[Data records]
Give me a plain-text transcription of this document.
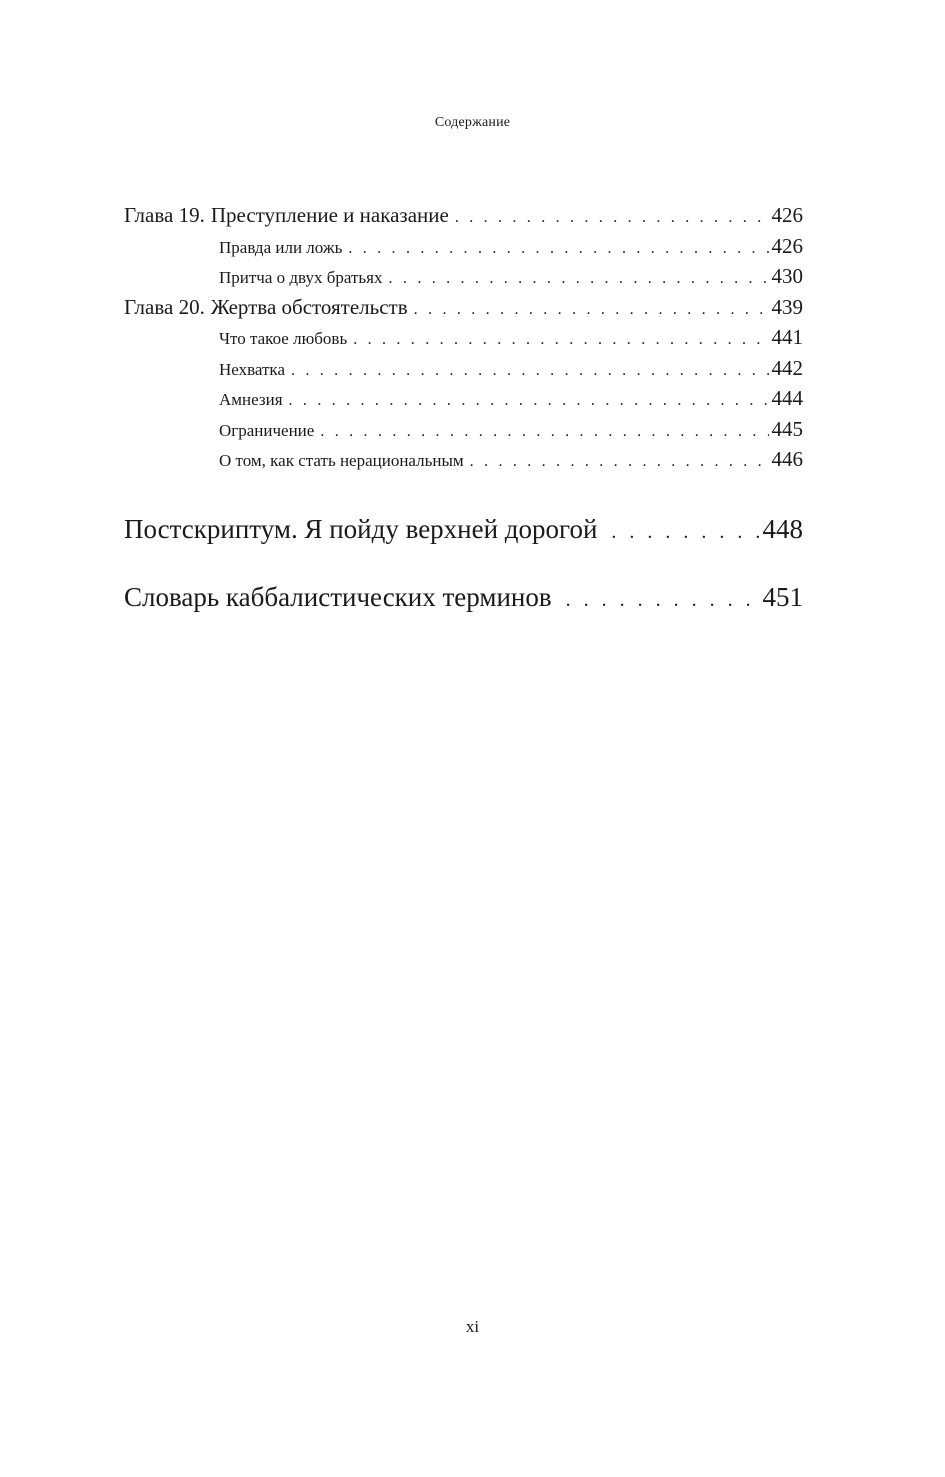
Содержание
Глава 19. Преступление и наказание . . .	426
Правда или ложь . . .	426
Притча о двух братьях . . .	430
Глава 20. Жертва обстоятельств . . .	439
Что такое любовь . . .	441
Нехватка . . .	442
Амнезия . . .	444
Ограничение . . .	445
О том, как стать нерациональным . . .	446
Постскриптум. Я пойду верхней дорогой . . .	448
Словарь каббалистических терминов . . .	451
xi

◆ **What is needed**
Repeat each entry precisely as it appears. Leave the pictures out.

◆ **Response**
Give me a plain-text transcription of this document.
Содержание
Глава 19. Преступление и наказание . . .	426
Правда или ложь . . .	426
Притча о двух братьях . . .	430
Глава 20. Жертва обстоятельств . . .	439
Что такое любовь . . .	441
Нехватка . . .	442
Амнезия . . .	444
Ограничение . . .	445
О том, как стать нерациональным . . .	446
Постскриптум. Я пойду верхней дорогой . . .	448
Словарь каббалистических терминов . . .	451
xi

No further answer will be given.